Objective. Go through the listing and copy each line with the string "Community".

[Dataset excerpts]

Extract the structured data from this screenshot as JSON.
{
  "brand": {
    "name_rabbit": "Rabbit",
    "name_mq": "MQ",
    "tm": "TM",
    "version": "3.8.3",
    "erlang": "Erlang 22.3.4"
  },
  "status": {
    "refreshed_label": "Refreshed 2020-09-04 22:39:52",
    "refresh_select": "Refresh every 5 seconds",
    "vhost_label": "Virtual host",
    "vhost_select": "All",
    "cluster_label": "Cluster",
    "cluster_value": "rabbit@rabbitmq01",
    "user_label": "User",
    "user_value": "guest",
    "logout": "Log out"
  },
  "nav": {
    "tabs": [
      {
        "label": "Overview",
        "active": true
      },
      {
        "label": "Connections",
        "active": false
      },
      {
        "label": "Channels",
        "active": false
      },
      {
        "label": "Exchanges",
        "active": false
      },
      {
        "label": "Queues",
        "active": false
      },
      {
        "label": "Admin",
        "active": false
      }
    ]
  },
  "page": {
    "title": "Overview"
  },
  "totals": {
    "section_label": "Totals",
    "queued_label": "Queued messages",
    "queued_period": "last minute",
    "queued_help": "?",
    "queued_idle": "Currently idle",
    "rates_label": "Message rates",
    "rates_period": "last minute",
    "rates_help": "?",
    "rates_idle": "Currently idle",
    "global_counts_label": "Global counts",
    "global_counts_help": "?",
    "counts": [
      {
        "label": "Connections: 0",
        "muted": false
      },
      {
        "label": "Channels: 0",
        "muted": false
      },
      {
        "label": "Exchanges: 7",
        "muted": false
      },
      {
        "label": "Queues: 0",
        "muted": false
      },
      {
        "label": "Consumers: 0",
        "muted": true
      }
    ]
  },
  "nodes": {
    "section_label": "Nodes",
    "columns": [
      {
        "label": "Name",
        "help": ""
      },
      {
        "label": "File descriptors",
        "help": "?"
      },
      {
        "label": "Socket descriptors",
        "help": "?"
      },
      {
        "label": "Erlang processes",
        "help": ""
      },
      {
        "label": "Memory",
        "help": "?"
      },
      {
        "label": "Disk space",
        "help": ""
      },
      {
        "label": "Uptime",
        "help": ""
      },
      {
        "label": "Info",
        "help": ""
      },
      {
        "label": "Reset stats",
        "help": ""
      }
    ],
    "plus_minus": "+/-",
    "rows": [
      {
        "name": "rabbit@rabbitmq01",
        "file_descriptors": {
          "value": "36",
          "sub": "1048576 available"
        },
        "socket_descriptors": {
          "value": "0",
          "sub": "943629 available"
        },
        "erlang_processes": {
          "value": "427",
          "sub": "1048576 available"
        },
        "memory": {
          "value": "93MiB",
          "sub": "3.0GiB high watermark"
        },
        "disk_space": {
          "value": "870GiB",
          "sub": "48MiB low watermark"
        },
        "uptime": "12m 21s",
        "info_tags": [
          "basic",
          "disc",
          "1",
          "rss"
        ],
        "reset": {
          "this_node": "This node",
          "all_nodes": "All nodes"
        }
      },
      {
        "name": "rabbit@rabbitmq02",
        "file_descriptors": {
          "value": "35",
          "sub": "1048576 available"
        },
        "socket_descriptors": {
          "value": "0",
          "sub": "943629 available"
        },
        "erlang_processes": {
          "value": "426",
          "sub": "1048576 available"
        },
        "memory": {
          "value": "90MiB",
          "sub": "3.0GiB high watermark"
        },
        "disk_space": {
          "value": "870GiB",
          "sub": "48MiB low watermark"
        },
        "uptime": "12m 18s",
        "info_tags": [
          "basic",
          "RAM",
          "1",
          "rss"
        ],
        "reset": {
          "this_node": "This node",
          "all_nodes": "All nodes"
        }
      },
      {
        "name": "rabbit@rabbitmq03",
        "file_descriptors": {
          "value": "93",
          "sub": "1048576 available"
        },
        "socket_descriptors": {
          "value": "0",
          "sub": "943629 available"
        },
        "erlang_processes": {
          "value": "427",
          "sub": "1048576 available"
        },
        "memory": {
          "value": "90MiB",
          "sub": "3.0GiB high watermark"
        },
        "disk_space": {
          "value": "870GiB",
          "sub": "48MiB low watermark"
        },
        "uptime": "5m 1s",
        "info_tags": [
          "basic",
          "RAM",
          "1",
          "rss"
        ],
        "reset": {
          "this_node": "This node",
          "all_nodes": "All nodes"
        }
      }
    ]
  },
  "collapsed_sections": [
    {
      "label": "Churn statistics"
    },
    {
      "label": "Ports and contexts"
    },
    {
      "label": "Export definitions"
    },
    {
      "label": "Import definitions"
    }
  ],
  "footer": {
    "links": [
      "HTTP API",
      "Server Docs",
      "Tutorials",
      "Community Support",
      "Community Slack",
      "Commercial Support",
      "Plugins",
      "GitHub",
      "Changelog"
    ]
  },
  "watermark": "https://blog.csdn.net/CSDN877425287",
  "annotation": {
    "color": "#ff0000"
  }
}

Response below.
      "Community Support",
      "Community Slack",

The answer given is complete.